** Begin DATA EXTRACT **
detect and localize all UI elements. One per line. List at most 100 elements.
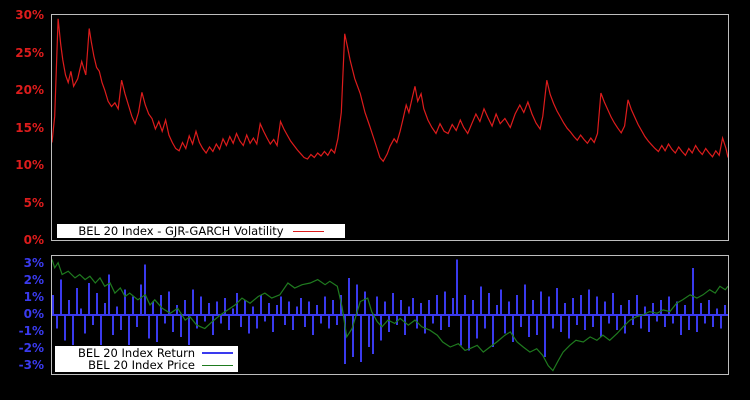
y-tick-label: 0% [23,307,44,321]
return-bar [492,315,494,347]
return-bar [452,298,454,315]
y-tick-label: 25% [15,45,44,60]
volatility-line [52,18,728,163]
return-bar [496,304,498,315]
return-bar [332,299,334,315]
return-bar [424,315,426,334]
return-bar [536,315,538,336]
y-tick-label: -2% [18,340,44,355]
return-bar [184,299,186,315]
return-bar [156,315,158,342]
returns-plot-area: BEL 20 Index Return BEL 20 Index Price [51,255,729,375]
return-bar [460,315,462,346]
returns-legend: BEL 20 Index Return BEL 20 Index Price [54,345,239,373]
return-bar [164,315,166,324]
return-bar [352,315,354,358]
y-tick-label: 0% [23,233,44,247]
return-bar [80,308,82,315]
return-bar [392,293,394,315]
return-bar [644,306,646,315]
return-bar [160,294,162,315]
return-bar [584,315,586,331]
return-bar [272,315,274,332]
return-bar [264,315,266,322]
return-bar [596,296,598,315]
y-tick-label: 20% [15,83,44,97]
return-bar [360,315,362,363]
return-bar [248,315,250,334]
return-bar [204,315,206,322]
returns-legend-line-sample [202,352,233,354]
return-bar [84,315,86,334]
return-bar [680,315,682,336]
return-bar [716,308,718,315]
return-bar [316,304,318,315]
return-bar [120,315,122,331]
return-bar [440,315,442,331]
return-bar [112,315,114,336]
return-bar [144,264,146,315]
return-bar [212,315,214,336]
return-bar [384,301,386,315]
return-bar [140,284,142,315]
return-bar [292,315,294,331]
return-bar [288,301,290,315]
y-tick-label: 1% [23,290,44,305]
return-bar [240,315,242,327]
return-bar [252,306,254,315]
return-bar [476,315,478,339]
return-bar [516,294,518,315]
return-bar [572,298,574,315]
return-bar [672,315,674,324]
return-bar [356,284,358,315]
return-bar [300,298,302,315]
return-bar [324,296,326,315]
return-bar [176,304,178,315]
return-bar [312,315,314,336]
return-bar [588,289,590,315]
return-bar [96,293,98,315]
return-bar [236,293,238,315]
return-bar [304,315,306,327]
return-bar [696,315,698,332]
return-bar [396,315,398,326]
return-bar [76,288,78,315]
return-bar [532,299,534,315]
return-bar [172,315,174,332]
return-bar [620,304,622,315]
return-bar [564,303,566,315]
return-bar [408,306,410,315]
return-bar [152,301,154,315]
return-bar [560,315,562,332]
return-bar [548,296,550,315]
return-bar [56,315,58,329]
return-bar [224,298,226,315]
return-bar [480,286,482,315]
return-bar [628,299,630,315]
return-bar [400,299,402,315]
return-bar [484,315,486,329]
return-bar [364,291,366,315]
return-bar [132,296,134,315]
return-bar [724,304,726,315]
return-bar [612,293,614,315]
return-bar [196,315,198,329]
return-bar [660,299,662,315]
return-bar [88,283,90,315]
returns-bars-svg [52,259,728,372]
y-tick-label: 2% [23,273,44,288]
return-bar [100,315,102,346]
return-bar [640,315,642,329]
return-bar [388,315,390,332]
return-bar [504,315,506,334]
y-tick-label: -1% [18,323,44,338]
return-bar [376,296,378,315]
return-bar [704,315,706,324]
return-bar [320,315,322,324]
return-bar [244,299,246,315]
return-bar [344,315,346,364]
return-bar [232,308,234,315]
return-bar [216,301,218,315]
returns-legend-row: BEL 20 Index Return [55,347,233,359]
** End DATA EXTRACT **
◆ **WHAT NEEDS TO BE DONE**:
Rewrite the items from the line with "y-tick-label: 0% [23,307,44,321]" up to and including the line with "return-bar [224,298,226,315]", changing "y-tick-label" to "y-axis-label" and leaving everything else as it is.

◆ **SOLUTION TO THIS EXERCISE**:
y-axis-label: 0% [23,307,44,321]
return-bar [492,315,494,347]
return-bar [452,298,454,315]
y-axis-label: 25% [15,45,44,60]
volatility-line [52,18,728,163]
return-bar [496,304,498,315]
return-bar [332,299,334,315]
return-bar [424,315,426,334]
return-bar [536,315,538,336]
y-axis-label: -2% [18,340,44,355]
return-bar [184,299,186,315]
return-bar [156,315,158,342]
returns-plot-area: BEL 20 Index Return BEL 20 Index Price [51,255,729,375]
return-bar [460,315,462,346]
returns-legend: BEL 20 Index Return BEL 20 Index Price [54,345,239,373]
return-bar [164,315,166,324]
return-bar [352,315,354,358]
y-axis-label: 0% [23,233,44,247]
return-bar [80,308,82,315]
return-bar [392,293,394,315]
return-bar [644,306,646,315]
return-bar [160,294,162,315]
return-bar [584,315,586,331]
return-bar [272,315,274,332]
return-bar [264,315,266,322]
return-bar [596,296,598,315]
y-axis-label: 20% [15,83,44,97]
return-bar [360,315,362,363]
return-bar [248,315,250,334]
return-bar [204,315,206,322]
returns-legend-line-sample [202,352,233,354]
return-bar [84,315,86,334]
return-bar [680,315,682,336]
return-bar [716,308,718,315]
return-bar [316,304,318,315]
return-bar [120,315,122,331]
return-bar [440,315,442,331]
return-bar [112,315,114,336]
return-bar [144,264,146,315]
return-bar [212,315,214,336]
return-bar [384,301,386,315]
return-bar [140,284,142,315]
return-bar [292,315,294,331]
return-bar [288,301,290,315]
y-axis-label: 1% [23,290,44,305]
return-bar [240,315,242,327]
return-bar [252,306,254,315]
return-bar [476,315,478,339]
return-bar [516,294,518,315]
return-bar [572,298,574,315]
return-bar [672,315,674,324]
return-bar [356,284,358,315]
return-bar [300,298,302,315]
return-bar [324,296,326,315]
return-bar [176,304,178,315]
return-bar [312,315,314,336]
return-bar [588,289,590,315]
return-bar [96,293,98,315]
return-bar [236,293,238,315]
return-bar [304,315,306,327]
return-bar [696,315,698,332]
return-bar [396,315,398,326]
return-bar [76,288,78,315]
return-bar [532,299,534,315]
return-bar [172,315,174,332]
return-bar [620,304,622,315]
return-bar [564,303,566,315]
return-bar [408,306,410,315]
return-bar [152,301,154,315]
return-bar [560,315,562,332]
return-bar [548,296,550,315]
return-bar [56,315,58,329]
return-bar [224,298,226,315]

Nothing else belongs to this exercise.